**Task:** Work out the number of lines with "values" in them. Reply with that number and no other words.
▼
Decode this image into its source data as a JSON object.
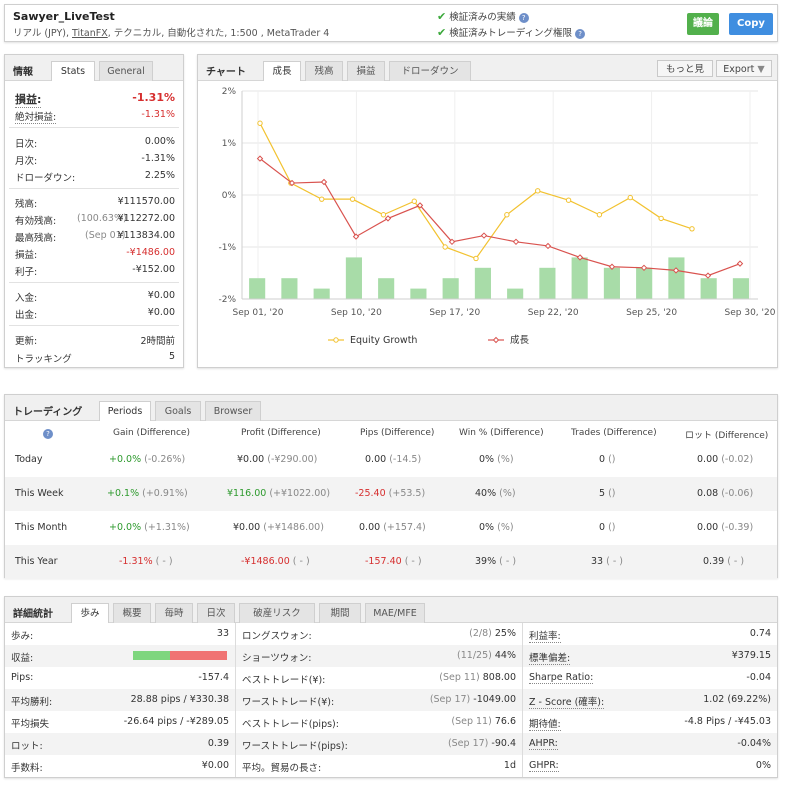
{
  "header": {
    "title": "Sawyer_LiveTest",
    "subtitle_pre": "リアル (JPY), ",
    "broker": "TitanFX",
    "subtitle_post": ", テクニカル, 自動化された, 1:500 , MetaTrader 4",
    "verified1": "検証済みの実績",
    "verified2": "検証済みトレーディング権限",
    "discuss_label": "議論",
    "copy_label": "Copy"
  },
  "info": {
    "title": "情報",
    "tabs": [
      "Stats",
      "General"
    ],
    "gain_label": "損益:",
    "gain_value": "-1.31%",
    "abs_gain_label": "絶対損益:",
    "abs_gain_value": "-1.31%",
    "daily_label": "日次:",
    "daily_value": "0.00%",
    "monthly_label": "月次:",
    "monthly_value": "-1.31%",
    "drawdown_label": "ドローダウン:",
    "drawdown_value": "2.25%",
    "balance_label": "残高:",
    "balance_value": "¥111570.00",
    "equity_label": "有効残高:",
    "equity_note": "(100.63%)",
    "equity_value": "¥112272.00",
    "highest_label": "最高残高:",
    "highest_note": "(Sep 01)",
    "highest_value": "¥113834.00",
    "profit_label": "損益:",
    "profit_value": "-¥1486.00",
    "interest_label": "利子:",
    "interest_value": "-¥152.00",
    "deposits_label": "入金:",
    "deposits_value": "¥0.00",
    "withdrawals_label": "出金:",
    "withdrawals_value": "¥0.00",
    "updated_label": "更新:",
    "updated_value": "2時間前",
    "tracking_label": "トラッキング",
    "tracking_value": "5"
  },
  "chart_panel": {
    "title": "チャート",
    "tabs": [
      "成長",
      "残高",
      "損益",
      "ドローダウン"
    ],
    "more_label": "もっと見",
    "export_label": "Export"
  },
  "chart_data": {
    "type": "line",
    "x_ticks": [
      "Sep 01, '20",
      "Sep 10, '20",
      "Sep 17, '20",
      "Sep 22, '20",
      "Sep 25, '20",
      "Sep 30, '20"
    ],
    "y_ticks": [
      "2%",
      "1%",
      "0%",
      "-1%",
      "-2%"
    ],
    "ylim": [
      -2,
      2
    ],
    "series": [
      {
        "name": "Equity Growth",
        "color": "#f2c230",
        "values": [
          1.38,
          0.23,
          -0.08,
          -0.08,
          -0.38,
          -0.12,
          -1.0,
          -1.22,
          -0.38,
          0.08,
          -0.1,
          -0.38,
          -0.05,
          -0.45,
          -0.65
        ]
      },
      {
        "name": "成長",
        "color": "#d9534f",
        "values": [
          0.7,
          0.23,
          0.25,
          -0.8,
          -0.45,
          -0.2,
          -0.9,
          -0.78,
          -0.9,
          -0.98,
          -1.2,
          -1.38,
          -1.4,
          -1.45,
          -1.55,
          -1.32
        ]
      }
    ],
    "bars": {
      "color": "#a8dca8",
      "values": [
        -1.6,
        -1.6,
        -1.8,
        -1.2,
        -1.6,
        -1.8,
        -1.6,
        -1.4,
        -1.8,
        -1.4,
        -1.2,
        -1.4,
        -1.4,
        -1.2,
        -1.6,
        -1.6
      ]
    }
  },
  "trading": {
    "title": "トレーディング",
    "tabs": [
      "Periods",
      "Goals",
      "Browser"
    ],
    "columns": [
      "Gain (Difference)",
      "Profit (Difference)",
      "Pips (Difference)",
      "Win % (Difference)",
      "Trades (Difference)",
      "ロット (Difference)"
    ],
    "rows": [
      {
        "period": "Today",
        "gain": "+0.0%",
        "gain_diff": "(-0.26%)",
        "profit": "¥0.00",
        "profit_diff": "(-¥290.00)",
        "pips": "0.00",
        "pips_diff": "(-14.5)",
        "win": "0%",
        "win_diff": "(%)",
        "trades": "0",
        "trades_diff": "()",
        "lots": "0.00",
        "lots_diff": "(-0.02)"
      },
      {
        "period": "This Week",
        "gain": "+0.1%",
        "gain_diff": "(+0.91%)",
        "profit": "¥116.00",
        "profit_diff": "(+¥1022.00)",
        "pips": "-25.40",
        "pips_diff": "(+53.5)",
        "win": "40%",
        "win_diff": "(%)",
        "trades": "5",
        "trades_diff": "()",
        "lots": "0.08",
        "lots_diff": "(-0.06)"
      },
      {
        "period": "This Month",
        "gain": "+0.0%",
        "gain_diff": "(+1.31%)",
        "profit": "¥0.00",
        "profit_diff": "(+¥1486.00)",
        "pips": "0.00",
        "pips_diff": "(+157.4)",
        "win": "0%",
        "win_diff": "(%)",
        "trades": "0",
        "trades_diff": "()",
        "lots": "0.00",
        "lots_diff": "(-0.39)"
      },
      {
        "period": "This Year",
        "gain": "-1.31%",
        "gain_diff": "( - )",
        "profit": "-¥1486.00",
        "profit_diff": "( - )",
        "pips": "-157.40",
        "pips_diff": "( - )",
        "win": "39%",
        "win_diff": "( - )",
        "trades": "33",
        "trades_diff": "( - )",
        "lots": "0.39",
        "lots_diff": "( - )"
      }
    ]
  },
  "stats": {
    "title": "詳細統計",
    "tabs": [
      "歩み",
      "概要",
      "毎時",
      "日次",
      "破産リスク",
      "期間",
      "MAE/MFE"
    ],
    "col1": [
      {
        "label": "歩み:",
        "value": "33"
      },
      {
        "label": "収益:",
        "value": ""
      },
      {
        "label": "Pips:",
        "value": "-157.4"
      },
      {
        "label": "平均勝利:",
        "value": "28.88 pips / ¥330.38"
      },
      {
        "label": "平均損失",
        "value": "-26.64 pips / -¥289.05"
      },
      {
        "label": "ロット:",
        "value": "0.39"
      },
      {
        "label": "手数料:",
        "value": "¥0.00"
      }
    ],
    "profitability": {
      "win_fraction": 0.39,
      "win_color": "#7ed67e",
      "loss_color": "#f07373"
    },
    "col2": [
      {
        "label": "ロングスウォン:",
        "note": "(2/8)",
        "value": "25%"
      },
      {
        "label": "ショーツウォン:",
        "note": "(11/25)",
        "value": "44%"
      },
      {
        "label": "ベストトレード(¥):",
        "note": "(Sep 11)",
        "value": "808.00"
      },
      {
        "label": "ワーストトレード(¥):",
        "note": "(Sep 17)",
        "value": "-1049.00"
      },
      {
        "label": "ベストトレード(pips):",
        "note": "(Sep 11)",
        "value": "76.6"
      },
      {
        "label": "ワーストトレード(pips):",
        "note": "(Sep 17)",
        "value": "-90.4"
      },
      {
        "label": "平均。貿易の長さ:",
        "note": "",
        "value": "1d"
      }
    ],
    "col3": [
      {
        "label": "利益率:",
        "value": "0.74"
      },
      {
        "label": "標準偏差:",
        "value": "¥379.15"
      },
      {
        "label": "Sharpe Ratio:",
        "value": "-0.04"
      },
      {
        "label": "Z - Score (確率):",
        "value": "1.02 (69.22%)"
      },
      {
        "label": "期待値:",
        "value": "-4.8 Pips / -¥45.03"
      },
      {
        "label": "AHPR:",
        "value": "-0.04%"
      },
      {
        "label": "GHPR:",
        "value": "0%"
      }
    ]
  }
}
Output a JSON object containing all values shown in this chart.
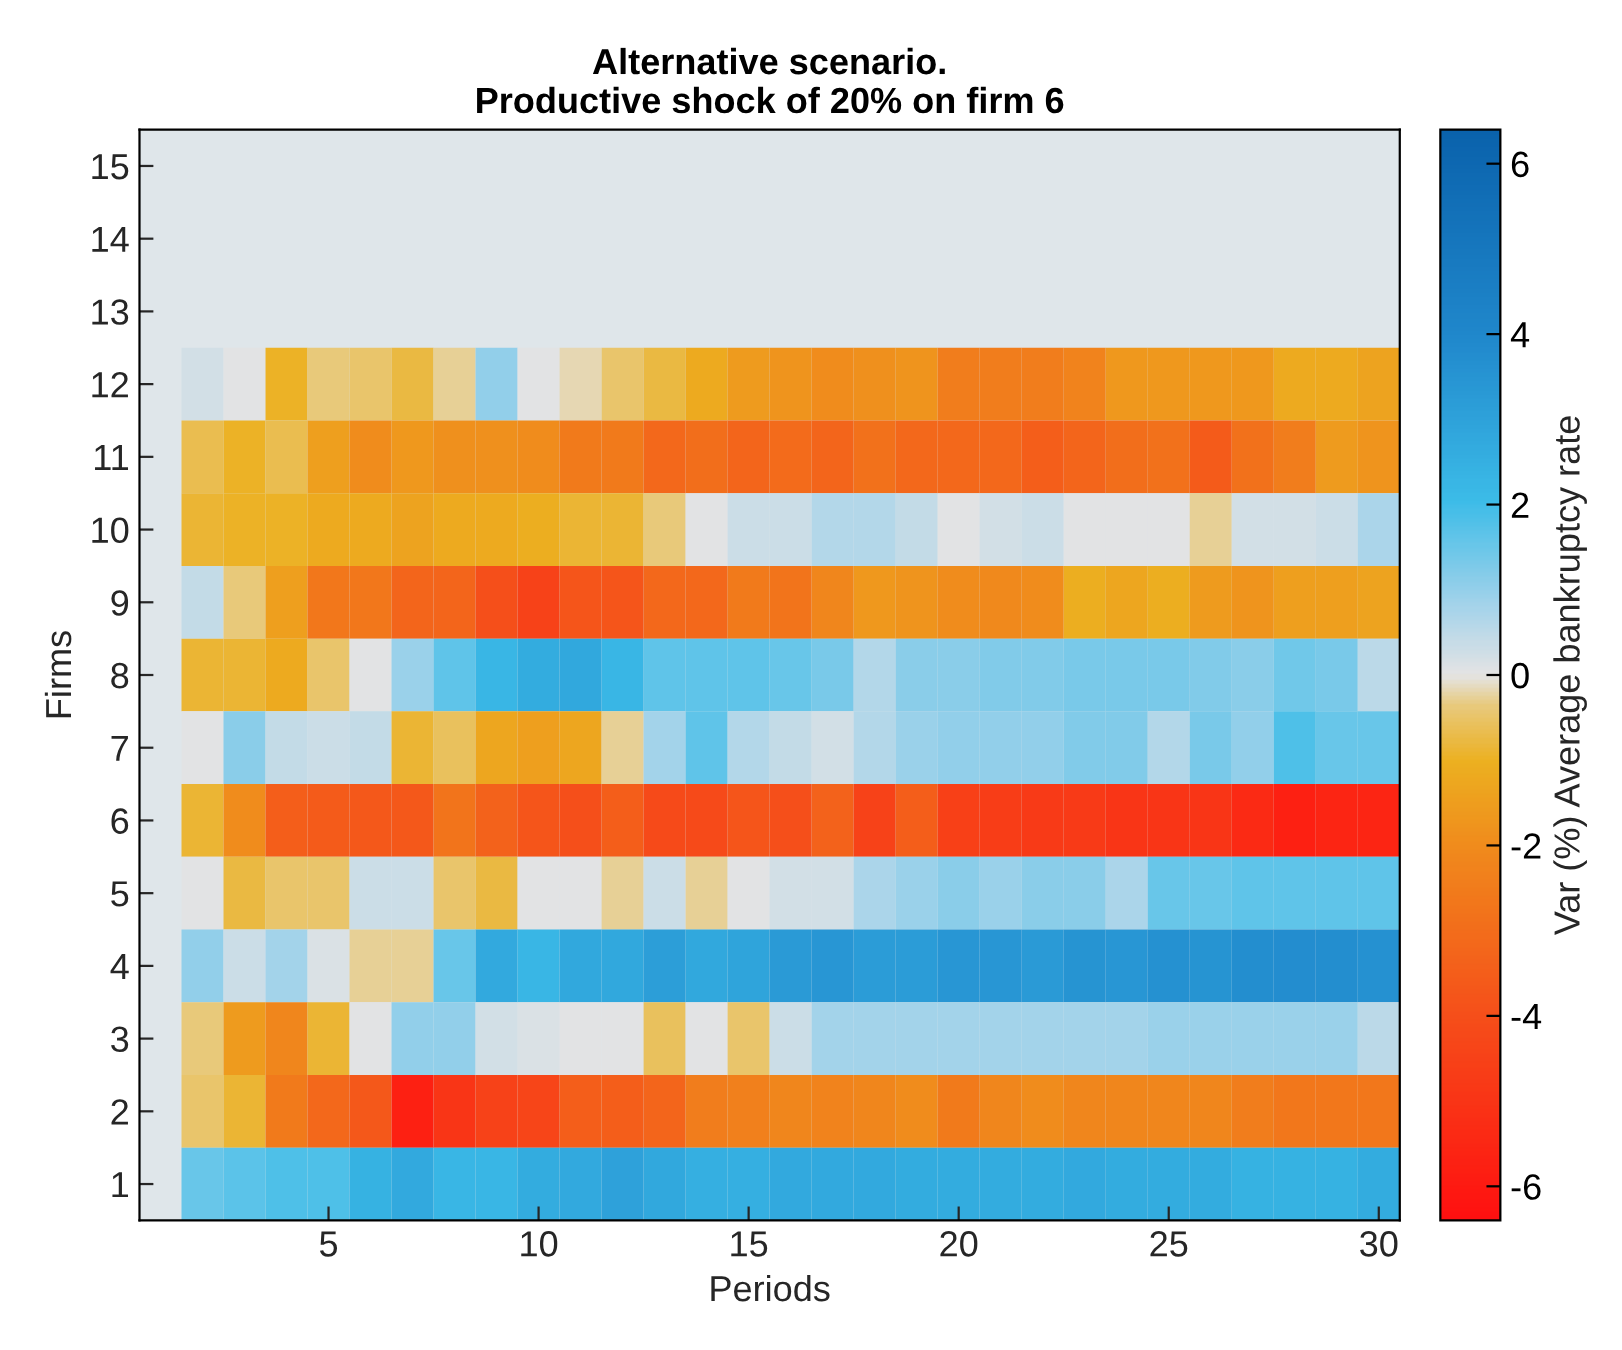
{
  "chart_data": {
    "type": "heatmap",
    "title": "Alternative scenario.\nProductive shock of 20% on firm 6",
    "xlabel": "Periods",
    "ylabel": "Firms",
    "clabel": "Var (%) Average bankruptcy rate",
    "categories": [
      null,
      null,
      null,
      null,
      "5",
      null,
      null,
      null,
      null,
      "10",
      null,
      null,
      null,
      null,
      "15",
      null,
      null,
      null,
      null,
      "20",
      null,
      null,
      null,
      null,
      "25",
      null,
      null,
      null,
      null,
      "30"
    ],
    "y_categories": [
      "15",
      "14",
      "13",
      "12",
      "11",
      "10",
      "9",
      "8",
      "7",
      "6",
      "5",
      "4",
      "3",
      "2",
      "1"
    ],
    "clim": [
      -6.4,
      6.4
    ],
    "cticks": [
      -6,
      -4,
      -2,
      0,
      2,
      4,
      6
    ],
    "cells": [
      [
        null,
        null,
        null,
        null,
        null,
        null,
        null,
        null,
        null,
        null,
        null,
        null,
        null,
        null,
        null,
        null,
        null,
        null,
        null,
        null,
        null,
        null,
        null,
        null,
        null,
        null,
        null,
        null,
        null,
        null
      ],
      [
        null,
        null,
        null,
        null,
        null,
        null,
        null,
        null,
        null,
        null,
        null,
        null,
        null,
        null,
        null,
        null,
        null,
        null,
        null,
        null,
        null,
        null,
        null,
        null,
        null,
        null,
        null,
        null,
        null,
        null
      ],
      [
        null,
        null,
        null,
        null,
        null,
        null,
        null,
        null,
        null,
        null,
        null,
        null,
        null,
        null,
        null,
        null,
        null,
        null,
        null,
        null,
        null,
        null,
        null,
        null,
        null,
        null,
        null,
        null,
        null,
        null
      ],
      [
        null,
        0.2,
        0,
        -1,
        -0.4,
        -0.5,
        -0.8,
        -0.3,
        1,
        0,
        -0.2,
        -0.5,
        -0.8,
        -1.2,
        -1.6,
        -1.8,
        -2,
        -1.9,
        -1.8,
        -2.5,
        -2.5,
        -2.5,
        -2.3,
        -1.7,
        -1.7,
        -1.7,
        -1.7,
        -1.2,
        -1.2,
        -1.4
      ],
      [
        null,
        -0.7,
        -1,
        -0.7,
        -1.5,
        -2,
        -1.7,
        -1.9,
        -1.9,
        -2,
        -2.6,
        -2.6,
        -3.2,
        -3,
        -3.3,
        -3.1,
        -3.3,
        -2.9,
        -3.2,
        -3.2,
        -3.2,
        -3.5,
        -3.3,
        -3,
        -2.9,
        -3.6,
        -2.9,
        -2.5,
        -1.6,
        -1.8
      ],
      [
        null,
        -0.9,
        -1,
        -1,
        -1.2,
        -1.2,
        -1.4,
        -1.2,
        -1.2,
        -1.1,
        -0.9,
        -0.9,
        -0.4,
        0,
        0.3,
        0.3,
        0.6,
        0.6,
        0.4,
        0,
        0.2,
        0.3,
        0,
        0,
        0,
        -0.3,
        0.2,
        0.2,
        0.3,
        0.7
      ],
      [
        null,
        0.4,
        -0.4,
        -1.5,
        -2.7,
        -2.7,
        -3.3,
        -3.3,
        -4,
        -4.5,
        -3.8,
        -3.8,
        -3.2,
        -3.2,
        -2.6,
        -2.8,
        -2.2,
        -1.7,
        -1.8,
        -2,
        -2.1,
        -2,
        -1.1,
        -1.3,
        -1.1,
        -1.6,
        -1.8,
        -1.5,
        -1.5,
        -1.4
      ],
      [
        null,
        -0.9,
        -0.9,
        -1.2,
        -0.5,
        0,
        0.9,
        1.6,
        2.3,
        2.6,
        2.8,
        2.3,
        1.6,
        1.6,
        1.6,
        1.5,
        1.3,
        0.6,
        1.1,
        1.1,
        1.2,
        1.2,
        1.3,
        1.3,
        1.3,
        1.2,
        1.1,
        1.4,
        1.3,
        0.5
      ],
      [
        null,
        0,
        1.1,
        0.4,
        0.3,
        0.4,
        -0.9,
        -0.6,
        -1.3,
        -1.5,
        -1.3,
        -0.3,
        0.8,
        1.6,
        0.6,
        0.4,
        0.2,
        0.6,
        0.9,
        1,
        1,
        1,
        1.2,
        1.2,
        0.6,
        1.3,
        1,
        1.8,
        1.5,
        1.5
      ],
      [
        null,
        -0.9,
        -2,
        -3.5,
        -3.6,
        -3.7,
        -3.7,
        -2.8,
        -3.4,
        -3.8,
        -4,
        -3.5,
        -4.2,
        -4.2,
        -3.8,
        -4,
        -3.4,
        -4.5,
        -3.5,
        -4.6,
        -4.7,
        -4.8,
        -4.8,
        -5,
        -5,
        -5,
        -5.4,
        -5.8,
        -5.6,
        -5.6
      ],
      [
        null,
        0,
        -0.8,
        -0.5,
        -0.5,
        0.3,
        0.3,
        -0.5,
        -0.8,
        0,
        0,
        -0.3,
        0.3,
        -0.3,
        0,
        0.2,
        0.2,
        0.7,
        0.9,
        1.1,
        0.9,
        1.1,
        1.1,
        0.7,
        1.5,
        1.5,
        1.6,
        1.6,
        1.6,
        1.6
      ],
      [
        null,
        1,
        0.3,
        0.8,
        0.1,
        -0.3,
        -0.3,
        1.5,
        2.7,
        2.3,
        2.8,
        2.8,
        3.1,
        2.8,
        2.9,
        3.3,
        3.4,
        3.2,
        3.2,
        3.4,
        3.4,
        3.3,
        3.5,
        3.4,
        3.6,
        3.5,
        3.7,
        3.8,
        3.7,
        3.6
      ],
      [
        null,
        -0.4,
        -1.6,
        -2.2,
        -0.9,
        0,
        1,
        1,
        0.2,
        0.1,
        0,
        0,
        -0.6,
        0,
        -0.5,
        0.3,
        0.8,
        0.8,
        0.8,
        0.8,
        0.8,
        0.8,
        0.8,
        0.8,
        0.9,
        0.9,
        0.9,
        0.9,
        0.9,
        0.5
      ],
      [
        null,
        -0.5,
        -0.9,
        -2.6,
        -3.2,
        -3.7,
        -5.8,
        -5,
        -4.5,
        -4.4,
        -3.5,
        -3.5,
        -3.3,
        -2.5,
        -2.4,
        -2.2,
        -2.3,
        -2.2,
        -2,
        -2.6,
        -2.2,
        -2,
        -2.2,
        -2.2,
        -2.2,
        -2.2,
        -2.5,
        -2.7,
        -2.7,
        -2.7
      ],
      [
        null,
        1.5,
        1.7,
        1.8,
        1.8,
        2.4,
        2.7,
        2.3,
        2.3,
        2.6,
        2.7,
        3,
        2.8,
        2.5,
        2.5,
        2.7,
        2.7,
        2.7,
        2.6,
        2.6,
        2.6,
        2.6,
        2.7,
        2.6,
        2.6,
        2.6,
        2.4,
        2.4,
        2.4,
        2.6
      ]
    ]
  }
}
▲
**Answer below:** 4